→ EXCERTO
No presente artigo, e para a análise da referida relação entre a Constituição e o DIP, usámos como texto base a conferência proferida pelo Prof. FERRER CORREIA na sessão inaugural dos Trabalhos Judiciais, no Supremo Tribunal de Justiça, em 18 de Janeiro de 1979 (cfr. "A revisão do Código Civil e o Direito Internacional Privado", António Ferrer Correia, in Estudos Vários de Direito, Universidade de Coimbra (1982)).

De facto, é bom começar por notar a diversidade incontornável que tem gerado a reflexão sobre as relações (abstractas e concretas, diga-se desde já) entre a Constituição (qualquer que seja) e as normas de conflitos dos respectivos sistemas jurídicos. É possível, assim, encontrar jurisprudência estrangeira com respostas diametralmente opostas e valorativamente inconciliáveis. Mesmo num campo intra-sistemático (hoc sensu, de cada ordem jurídica considerada) os tribunais não se têm entendido no sentido de uma harmonização de soluções em ordem a assegurar um mínimo de segurança jurídica aos agentes destinatários. Tanto horizontalmente, como num campo vertical-hierárquico (tribunais superiores-tribunais inferiores) não se tem verificado harmonização de soluções ou sequer um aparente consenso entre os órgãos aplicadores do direito.

É necessário, antes de mais, situarmo-nos material e conceptualmente no problema em causa: embora seja um problema possível de equacionar sempre (reduzindo, por exemplo, a referência à Constituição a uma referência à lex fundamentalis, no período antecedente do moderno constitucionalismo), esta tensão dialéctica surge e manifesta-se sobretudo a partir do século XIX -com a expansão e consolidação do movimento de constitucionalização- e, com acuidade, a partir da segunda metade do século XX, com a força superior e directa dos direitos fundamentais (muito trabalhada pela jurisprudência alemã) e a definitivamente consensual superiori- dade da Constituição face aos outros instrumentos normativos. No fundo, o esquecimento ocidental da famosa consideração de FERDINAD LASSALE, das "vãs folhas de papel", referindo-se ás constituições escritas do liberalismo do século XIX.

Claro que algumas correntes jurídicas e políticas nacionalistas, já em finais do século XIX e na primeira metade do século XX, enunciaram desde logo o Page 25problema. Mas aqui a relação com a Constituição era apenas marginal, incidental, sendo que a base do problema era essencialmente política: aceitar a aplicação de normas estrangeiras por tribunais do foro, era não só reconhecer soberanias politicamente controvertidas (principalmente após a primeira guerra mundial) como contrariava a ideia de superioridade do "espírito nacional" e da sua capacidade de produção jurídica e, no limite, a incongruência de um órgão de soberania se sujeitar a normas e métodos estrangeiros. No fundo, raciocinava-se para o DIP com base em conceitos, métodos e lógica de direito internacional público ou, pode dizerse com mais rigor, de relações internacionais. Não é o problema por estas correntes enunciado, porém, que estamos empenhados em estudar, na medida em que o consideramos largamente ultrapassado.

→ DADOS FORNECIDOS
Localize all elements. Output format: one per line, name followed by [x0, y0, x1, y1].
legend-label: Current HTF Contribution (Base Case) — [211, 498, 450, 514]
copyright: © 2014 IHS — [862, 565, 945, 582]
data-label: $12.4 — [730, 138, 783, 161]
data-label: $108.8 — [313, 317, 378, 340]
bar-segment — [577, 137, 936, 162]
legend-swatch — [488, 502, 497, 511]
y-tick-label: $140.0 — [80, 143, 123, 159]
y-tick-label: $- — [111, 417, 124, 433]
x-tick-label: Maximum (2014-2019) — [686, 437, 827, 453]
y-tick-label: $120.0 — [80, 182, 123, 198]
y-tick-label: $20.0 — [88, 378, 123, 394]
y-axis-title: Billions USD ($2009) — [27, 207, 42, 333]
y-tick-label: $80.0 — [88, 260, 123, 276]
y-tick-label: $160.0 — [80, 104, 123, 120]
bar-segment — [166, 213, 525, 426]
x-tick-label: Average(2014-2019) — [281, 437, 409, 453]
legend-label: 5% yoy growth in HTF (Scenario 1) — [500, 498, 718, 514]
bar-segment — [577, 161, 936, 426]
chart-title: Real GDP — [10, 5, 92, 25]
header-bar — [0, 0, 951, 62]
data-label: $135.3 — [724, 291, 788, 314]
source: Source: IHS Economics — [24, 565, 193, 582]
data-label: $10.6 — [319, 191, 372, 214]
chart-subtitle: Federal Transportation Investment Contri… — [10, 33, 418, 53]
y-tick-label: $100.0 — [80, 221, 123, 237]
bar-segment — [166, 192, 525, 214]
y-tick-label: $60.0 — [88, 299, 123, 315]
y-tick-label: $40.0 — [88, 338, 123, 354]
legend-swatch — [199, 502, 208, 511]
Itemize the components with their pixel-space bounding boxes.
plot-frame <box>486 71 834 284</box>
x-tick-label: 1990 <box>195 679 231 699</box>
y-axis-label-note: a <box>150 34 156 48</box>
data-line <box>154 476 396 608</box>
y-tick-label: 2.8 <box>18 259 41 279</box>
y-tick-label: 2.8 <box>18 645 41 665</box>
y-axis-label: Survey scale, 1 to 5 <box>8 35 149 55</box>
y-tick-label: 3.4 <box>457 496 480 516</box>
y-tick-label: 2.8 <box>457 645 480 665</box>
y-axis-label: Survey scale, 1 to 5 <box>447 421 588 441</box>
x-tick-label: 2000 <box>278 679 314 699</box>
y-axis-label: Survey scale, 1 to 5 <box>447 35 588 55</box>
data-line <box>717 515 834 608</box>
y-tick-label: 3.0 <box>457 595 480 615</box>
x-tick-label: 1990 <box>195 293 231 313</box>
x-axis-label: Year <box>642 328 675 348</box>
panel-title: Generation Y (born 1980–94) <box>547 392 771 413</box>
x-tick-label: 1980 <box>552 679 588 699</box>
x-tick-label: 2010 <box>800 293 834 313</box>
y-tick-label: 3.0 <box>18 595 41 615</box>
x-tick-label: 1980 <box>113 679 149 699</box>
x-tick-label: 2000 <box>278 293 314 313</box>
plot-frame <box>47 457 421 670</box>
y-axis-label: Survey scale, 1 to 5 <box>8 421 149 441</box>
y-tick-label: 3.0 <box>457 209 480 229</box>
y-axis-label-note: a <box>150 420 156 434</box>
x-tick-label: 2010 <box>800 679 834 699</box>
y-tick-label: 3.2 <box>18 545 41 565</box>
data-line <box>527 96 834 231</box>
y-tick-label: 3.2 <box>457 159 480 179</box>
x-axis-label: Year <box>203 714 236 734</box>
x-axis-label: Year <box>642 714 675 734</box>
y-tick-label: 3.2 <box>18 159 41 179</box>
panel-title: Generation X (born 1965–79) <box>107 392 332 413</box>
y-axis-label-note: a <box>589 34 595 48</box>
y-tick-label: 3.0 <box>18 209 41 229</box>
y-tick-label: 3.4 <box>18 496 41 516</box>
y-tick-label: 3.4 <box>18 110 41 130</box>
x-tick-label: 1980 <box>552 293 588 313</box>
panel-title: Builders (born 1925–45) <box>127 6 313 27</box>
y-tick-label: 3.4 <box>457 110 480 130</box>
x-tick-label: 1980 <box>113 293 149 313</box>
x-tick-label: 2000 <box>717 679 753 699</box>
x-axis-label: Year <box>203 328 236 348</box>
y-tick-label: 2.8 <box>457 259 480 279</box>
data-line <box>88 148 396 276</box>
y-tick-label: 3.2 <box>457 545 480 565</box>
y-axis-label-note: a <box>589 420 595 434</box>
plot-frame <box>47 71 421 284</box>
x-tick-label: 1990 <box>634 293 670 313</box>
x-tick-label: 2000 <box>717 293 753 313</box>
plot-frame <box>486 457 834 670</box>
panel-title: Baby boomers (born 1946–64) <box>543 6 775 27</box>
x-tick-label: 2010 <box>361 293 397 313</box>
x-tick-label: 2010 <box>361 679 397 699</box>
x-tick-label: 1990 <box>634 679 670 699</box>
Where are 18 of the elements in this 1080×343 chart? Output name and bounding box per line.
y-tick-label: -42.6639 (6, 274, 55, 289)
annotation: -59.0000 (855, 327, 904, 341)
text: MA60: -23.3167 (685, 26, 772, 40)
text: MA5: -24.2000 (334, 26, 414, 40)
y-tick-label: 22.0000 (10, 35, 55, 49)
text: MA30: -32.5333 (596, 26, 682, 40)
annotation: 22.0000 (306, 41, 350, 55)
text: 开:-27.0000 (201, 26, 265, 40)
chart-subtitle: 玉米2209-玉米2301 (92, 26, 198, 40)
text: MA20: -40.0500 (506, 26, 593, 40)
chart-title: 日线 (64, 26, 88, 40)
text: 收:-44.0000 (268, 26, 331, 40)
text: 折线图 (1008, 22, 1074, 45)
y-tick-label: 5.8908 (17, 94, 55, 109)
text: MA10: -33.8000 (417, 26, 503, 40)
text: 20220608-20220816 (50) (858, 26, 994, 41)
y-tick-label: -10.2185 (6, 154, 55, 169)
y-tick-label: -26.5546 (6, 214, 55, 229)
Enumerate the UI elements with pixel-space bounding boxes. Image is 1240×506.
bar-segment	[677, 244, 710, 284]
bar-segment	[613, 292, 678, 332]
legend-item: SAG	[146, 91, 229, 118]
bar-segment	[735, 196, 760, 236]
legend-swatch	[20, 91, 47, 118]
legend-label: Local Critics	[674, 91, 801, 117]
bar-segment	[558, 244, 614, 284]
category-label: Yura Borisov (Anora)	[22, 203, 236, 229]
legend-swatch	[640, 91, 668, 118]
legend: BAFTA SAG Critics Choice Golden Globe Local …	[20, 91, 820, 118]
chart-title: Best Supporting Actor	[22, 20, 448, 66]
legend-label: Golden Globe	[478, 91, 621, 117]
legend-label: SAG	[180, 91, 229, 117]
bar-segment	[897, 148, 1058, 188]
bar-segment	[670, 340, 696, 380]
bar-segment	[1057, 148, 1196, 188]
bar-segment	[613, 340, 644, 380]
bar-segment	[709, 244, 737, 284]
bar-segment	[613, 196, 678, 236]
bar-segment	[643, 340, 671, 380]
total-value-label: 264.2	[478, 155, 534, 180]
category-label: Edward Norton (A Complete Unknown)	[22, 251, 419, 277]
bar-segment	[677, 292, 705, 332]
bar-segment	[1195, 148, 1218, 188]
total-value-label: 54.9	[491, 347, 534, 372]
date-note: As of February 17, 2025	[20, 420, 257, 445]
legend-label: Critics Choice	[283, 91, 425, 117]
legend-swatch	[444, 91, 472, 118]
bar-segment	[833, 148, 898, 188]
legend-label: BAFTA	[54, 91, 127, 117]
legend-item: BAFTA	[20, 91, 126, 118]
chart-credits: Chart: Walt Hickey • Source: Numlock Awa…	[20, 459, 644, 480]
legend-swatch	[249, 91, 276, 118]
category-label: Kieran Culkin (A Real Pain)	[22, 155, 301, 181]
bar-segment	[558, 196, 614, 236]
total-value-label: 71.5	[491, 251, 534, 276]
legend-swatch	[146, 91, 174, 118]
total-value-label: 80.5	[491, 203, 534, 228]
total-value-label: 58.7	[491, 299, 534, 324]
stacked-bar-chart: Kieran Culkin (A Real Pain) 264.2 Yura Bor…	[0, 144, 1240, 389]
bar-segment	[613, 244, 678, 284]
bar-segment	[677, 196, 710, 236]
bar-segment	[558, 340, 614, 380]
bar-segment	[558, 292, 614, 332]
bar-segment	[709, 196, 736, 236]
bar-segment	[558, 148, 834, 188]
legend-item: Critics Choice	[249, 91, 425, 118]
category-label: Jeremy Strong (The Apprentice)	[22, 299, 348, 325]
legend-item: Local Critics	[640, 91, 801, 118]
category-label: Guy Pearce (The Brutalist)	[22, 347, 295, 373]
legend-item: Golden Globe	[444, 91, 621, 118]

→ EXERCÍCIOS A REALIZAR
**A)** Enumere os três pontos que, segundo o excerto, mostram o que significava para as correntes nacionalistas aceitar a aplicação de normas estrangeiras por tribunais do foro.
**B)** Traduza para inglês esta frase do excerto: "É possível, assim, encontrar jurisprudência estrangeira com respostas diametralmente opostas e valorativamente inconciliáveis."
**C)** Segundo o excerto, em que ocasião, local e data foi proferida a conferência de Ferrer Correia usada como texto base?

→ RESPOSTAS POR EXERCÍCIO
**A)**
- Reconhecer soberanias politicamente controvertidas, principalmente após a primeira guerra mundial.
- Contrariar a ideia de superioridade do "espírito nacional" e da sua capacidade de produção jurídica.
- No limite, aceitar a incongruência de um órgão de soberania se sujeitar a normas e métodos estrangeiros.

**B)** It is thus possible to find foreign case law with diametrically opposed answers that are irreconcilable in terms of values.

**C)** Na sessão inaugural dos Trabalhos Judiciais, no Supremo Tribunal de Justiça, em 18 de Janeiro de 1979.